## Description of the task
Reproduce the entries in full, with no changes.

-- BEGIN Data for processing --

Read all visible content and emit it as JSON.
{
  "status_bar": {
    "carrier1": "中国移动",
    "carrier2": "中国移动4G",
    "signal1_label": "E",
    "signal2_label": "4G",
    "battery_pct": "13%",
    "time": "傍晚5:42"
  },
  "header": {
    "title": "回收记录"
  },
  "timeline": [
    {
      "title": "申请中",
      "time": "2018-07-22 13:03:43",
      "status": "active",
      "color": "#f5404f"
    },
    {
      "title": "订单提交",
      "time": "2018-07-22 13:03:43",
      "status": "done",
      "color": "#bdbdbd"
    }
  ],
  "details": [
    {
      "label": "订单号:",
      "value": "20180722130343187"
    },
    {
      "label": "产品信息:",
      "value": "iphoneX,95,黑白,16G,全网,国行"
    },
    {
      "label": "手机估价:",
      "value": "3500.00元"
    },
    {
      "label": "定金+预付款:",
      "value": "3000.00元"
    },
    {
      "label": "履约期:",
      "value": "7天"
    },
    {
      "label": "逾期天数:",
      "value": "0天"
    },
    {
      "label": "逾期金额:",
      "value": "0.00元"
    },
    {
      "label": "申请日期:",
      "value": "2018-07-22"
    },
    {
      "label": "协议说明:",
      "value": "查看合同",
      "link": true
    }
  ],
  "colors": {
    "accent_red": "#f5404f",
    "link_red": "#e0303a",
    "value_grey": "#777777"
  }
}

-- END Data for processing --

## Reply to the task
Read all visible content and emit it as JSON.
{
  "status_bar": {
    "carrier1": "中国移动",
    "carrier2": "中国移动4G",
    "signal1_label": "E",
    "signal2_label": "4G",
    "battery_pct": "13%",
    "time": "傍晚5:42"
  },
  "header": {
    "title": "回收记录"
  },
  "timeline": [
    {
      "title": "申请中",
      "time": "2018-07-22 13:03:43",
      "status": "active",
      "color": "#f5404f"
    },
    {
      "title": "订单提交",
      "time": "2018-07-22 13:03:43",
      "status": "done",
      "color": "#bdbdbd"
    }
  ],
  "details": [
    {
      "label": "订单号:",
      "value": "20180722130343187"
    },
    {
      "label": "产品信息:",
      "value": "iphoneX,95,黑白,16G,全网,国行"
    },
    {
      "label": "手机估价:",
      "value": "3500.00元"
    },
    {
      "label": "定金+预付款:",
      "value": "3000.00元"
    },
    {
      "label": "履约期:",
      "value": "7天"
    },
    {
      "label": "逾期天数:",
      "value": "0天"
    },
    {
      "label": "逾期金额:",
      "value": "0.00元"
    },
    {
      "label": "申请日期:",
      "value": "2018-07-22"
    },
    {
      "label": "协议说明:",
      "value": "查看合同",
      "link": true
    }
  ],
  "colors": {
    "accent_red": "#f5404f",
    "link_red": "#e0303a",
    "value_grey": "#777777"
  }
}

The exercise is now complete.